Your task >> Go through the records and extract every line with the word "location".

[Start of Listed entries]

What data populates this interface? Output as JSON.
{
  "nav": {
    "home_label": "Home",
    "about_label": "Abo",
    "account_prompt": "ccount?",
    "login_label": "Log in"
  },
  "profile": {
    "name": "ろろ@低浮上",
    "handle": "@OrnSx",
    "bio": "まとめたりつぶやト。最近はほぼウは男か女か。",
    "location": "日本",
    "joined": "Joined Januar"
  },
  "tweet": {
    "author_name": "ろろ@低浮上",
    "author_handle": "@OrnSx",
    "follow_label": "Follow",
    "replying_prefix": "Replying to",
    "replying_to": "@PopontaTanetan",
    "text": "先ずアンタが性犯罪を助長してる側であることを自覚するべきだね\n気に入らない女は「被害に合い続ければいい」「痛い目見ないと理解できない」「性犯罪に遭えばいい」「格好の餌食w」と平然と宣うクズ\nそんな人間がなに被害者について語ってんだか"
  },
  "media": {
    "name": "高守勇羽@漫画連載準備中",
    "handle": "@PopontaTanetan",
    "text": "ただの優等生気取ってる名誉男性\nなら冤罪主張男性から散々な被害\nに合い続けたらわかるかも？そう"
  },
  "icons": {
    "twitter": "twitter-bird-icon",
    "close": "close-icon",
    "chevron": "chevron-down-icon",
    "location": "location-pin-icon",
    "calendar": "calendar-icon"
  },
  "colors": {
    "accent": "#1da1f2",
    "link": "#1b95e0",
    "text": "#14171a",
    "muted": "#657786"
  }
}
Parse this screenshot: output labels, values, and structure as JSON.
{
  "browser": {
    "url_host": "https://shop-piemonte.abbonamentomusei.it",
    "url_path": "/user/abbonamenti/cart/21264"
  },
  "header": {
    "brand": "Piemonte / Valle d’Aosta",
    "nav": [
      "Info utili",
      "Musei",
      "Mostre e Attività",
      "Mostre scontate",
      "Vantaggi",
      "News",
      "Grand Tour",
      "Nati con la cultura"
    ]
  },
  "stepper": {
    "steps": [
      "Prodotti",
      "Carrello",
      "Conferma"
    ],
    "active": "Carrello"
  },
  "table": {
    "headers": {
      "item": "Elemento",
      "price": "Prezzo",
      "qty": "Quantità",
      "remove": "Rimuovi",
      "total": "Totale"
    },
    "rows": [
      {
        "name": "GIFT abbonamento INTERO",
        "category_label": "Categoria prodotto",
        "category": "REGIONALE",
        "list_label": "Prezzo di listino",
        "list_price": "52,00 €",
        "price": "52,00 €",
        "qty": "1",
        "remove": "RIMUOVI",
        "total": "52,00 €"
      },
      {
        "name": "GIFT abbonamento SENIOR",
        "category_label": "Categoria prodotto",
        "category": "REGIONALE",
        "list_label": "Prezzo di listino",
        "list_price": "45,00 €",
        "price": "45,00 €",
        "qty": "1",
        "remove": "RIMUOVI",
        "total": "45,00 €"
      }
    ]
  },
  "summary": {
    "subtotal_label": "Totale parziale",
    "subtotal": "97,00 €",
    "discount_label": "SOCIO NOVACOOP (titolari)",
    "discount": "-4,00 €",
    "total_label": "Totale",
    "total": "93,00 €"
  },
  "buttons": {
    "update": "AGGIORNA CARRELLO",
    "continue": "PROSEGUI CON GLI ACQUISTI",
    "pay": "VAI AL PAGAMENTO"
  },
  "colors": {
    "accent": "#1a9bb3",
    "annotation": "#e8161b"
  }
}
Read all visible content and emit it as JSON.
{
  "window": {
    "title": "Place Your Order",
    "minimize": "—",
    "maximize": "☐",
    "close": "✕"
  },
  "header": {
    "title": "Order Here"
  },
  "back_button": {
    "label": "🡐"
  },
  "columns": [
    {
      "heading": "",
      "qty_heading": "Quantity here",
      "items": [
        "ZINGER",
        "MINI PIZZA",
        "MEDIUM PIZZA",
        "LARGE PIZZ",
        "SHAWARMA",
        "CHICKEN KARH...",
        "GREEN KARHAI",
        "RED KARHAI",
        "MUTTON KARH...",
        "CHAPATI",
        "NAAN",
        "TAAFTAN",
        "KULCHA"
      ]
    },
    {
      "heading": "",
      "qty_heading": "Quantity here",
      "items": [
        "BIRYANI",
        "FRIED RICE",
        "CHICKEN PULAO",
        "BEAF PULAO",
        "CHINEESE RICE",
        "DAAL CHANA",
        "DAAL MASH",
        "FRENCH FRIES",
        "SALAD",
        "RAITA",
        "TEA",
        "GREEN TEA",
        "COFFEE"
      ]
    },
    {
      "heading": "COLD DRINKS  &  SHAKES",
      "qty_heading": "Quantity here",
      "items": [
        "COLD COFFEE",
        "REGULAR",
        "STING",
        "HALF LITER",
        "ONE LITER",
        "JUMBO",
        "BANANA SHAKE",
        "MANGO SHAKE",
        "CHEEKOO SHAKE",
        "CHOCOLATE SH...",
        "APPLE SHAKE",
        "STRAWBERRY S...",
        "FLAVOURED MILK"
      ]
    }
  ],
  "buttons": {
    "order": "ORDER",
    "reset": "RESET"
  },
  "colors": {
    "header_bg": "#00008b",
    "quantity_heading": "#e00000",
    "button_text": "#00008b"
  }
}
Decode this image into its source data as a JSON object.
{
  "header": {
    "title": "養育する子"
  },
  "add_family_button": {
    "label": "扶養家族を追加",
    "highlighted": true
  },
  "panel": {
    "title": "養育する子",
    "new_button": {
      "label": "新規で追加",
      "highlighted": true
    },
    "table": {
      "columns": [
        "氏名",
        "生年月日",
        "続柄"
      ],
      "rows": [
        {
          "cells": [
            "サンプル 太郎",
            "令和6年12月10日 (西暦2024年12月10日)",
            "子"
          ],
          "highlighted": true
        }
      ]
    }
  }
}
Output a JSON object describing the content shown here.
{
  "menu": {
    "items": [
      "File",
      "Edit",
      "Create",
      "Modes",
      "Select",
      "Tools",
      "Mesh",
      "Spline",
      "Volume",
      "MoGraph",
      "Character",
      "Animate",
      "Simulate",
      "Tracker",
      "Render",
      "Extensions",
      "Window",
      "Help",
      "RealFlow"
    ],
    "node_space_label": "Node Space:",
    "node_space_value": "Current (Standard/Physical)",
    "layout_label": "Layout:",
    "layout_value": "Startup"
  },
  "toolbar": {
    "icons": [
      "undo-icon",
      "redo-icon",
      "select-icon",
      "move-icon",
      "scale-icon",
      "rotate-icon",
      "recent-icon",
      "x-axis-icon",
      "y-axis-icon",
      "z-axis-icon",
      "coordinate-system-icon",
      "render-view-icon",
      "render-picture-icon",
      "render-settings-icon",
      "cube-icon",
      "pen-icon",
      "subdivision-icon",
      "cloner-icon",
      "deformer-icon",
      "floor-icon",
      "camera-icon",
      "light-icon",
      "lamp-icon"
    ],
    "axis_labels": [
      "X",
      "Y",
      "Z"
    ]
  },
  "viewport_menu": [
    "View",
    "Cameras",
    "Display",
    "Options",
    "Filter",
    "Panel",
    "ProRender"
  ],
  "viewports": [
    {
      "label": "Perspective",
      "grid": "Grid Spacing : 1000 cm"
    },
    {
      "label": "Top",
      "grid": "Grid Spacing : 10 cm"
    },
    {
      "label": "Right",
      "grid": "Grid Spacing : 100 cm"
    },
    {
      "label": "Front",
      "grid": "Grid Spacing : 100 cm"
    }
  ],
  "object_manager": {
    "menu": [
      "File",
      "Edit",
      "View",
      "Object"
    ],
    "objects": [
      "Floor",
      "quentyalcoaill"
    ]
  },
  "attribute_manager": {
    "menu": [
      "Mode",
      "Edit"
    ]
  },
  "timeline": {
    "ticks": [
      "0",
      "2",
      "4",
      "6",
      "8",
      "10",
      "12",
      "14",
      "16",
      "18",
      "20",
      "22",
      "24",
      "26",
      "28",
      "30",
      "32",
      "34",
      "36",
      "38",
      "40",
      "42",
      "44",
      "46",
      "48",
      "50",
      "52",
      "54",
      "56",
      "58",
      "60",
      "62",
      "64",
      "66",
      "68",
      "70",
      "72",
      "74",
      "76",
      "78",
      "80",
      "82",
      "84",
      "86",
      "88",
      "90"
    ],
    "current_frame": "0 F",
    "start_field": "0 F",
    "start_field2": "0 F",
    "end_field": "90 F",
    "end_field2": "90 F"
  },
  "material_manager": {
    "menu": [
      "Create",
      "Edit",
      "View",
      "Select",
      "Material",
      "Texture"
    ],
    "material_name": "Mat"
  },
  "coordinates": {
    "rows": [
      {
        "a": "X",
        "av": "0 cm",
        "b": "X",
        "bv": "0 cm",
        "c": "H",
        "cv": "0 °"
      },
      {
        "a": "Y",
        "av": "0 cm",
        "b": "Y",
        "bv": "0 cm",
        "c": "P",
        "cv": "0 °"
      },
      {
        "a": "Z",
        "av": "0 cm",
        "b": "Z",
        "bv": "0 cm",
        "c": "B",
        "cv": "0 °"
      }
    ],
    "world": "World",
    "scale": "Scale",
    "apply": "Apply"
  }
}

[End of Listed entries]

Result of this exercise >>
    "location": "日本",
    "location": "location-pin-icon",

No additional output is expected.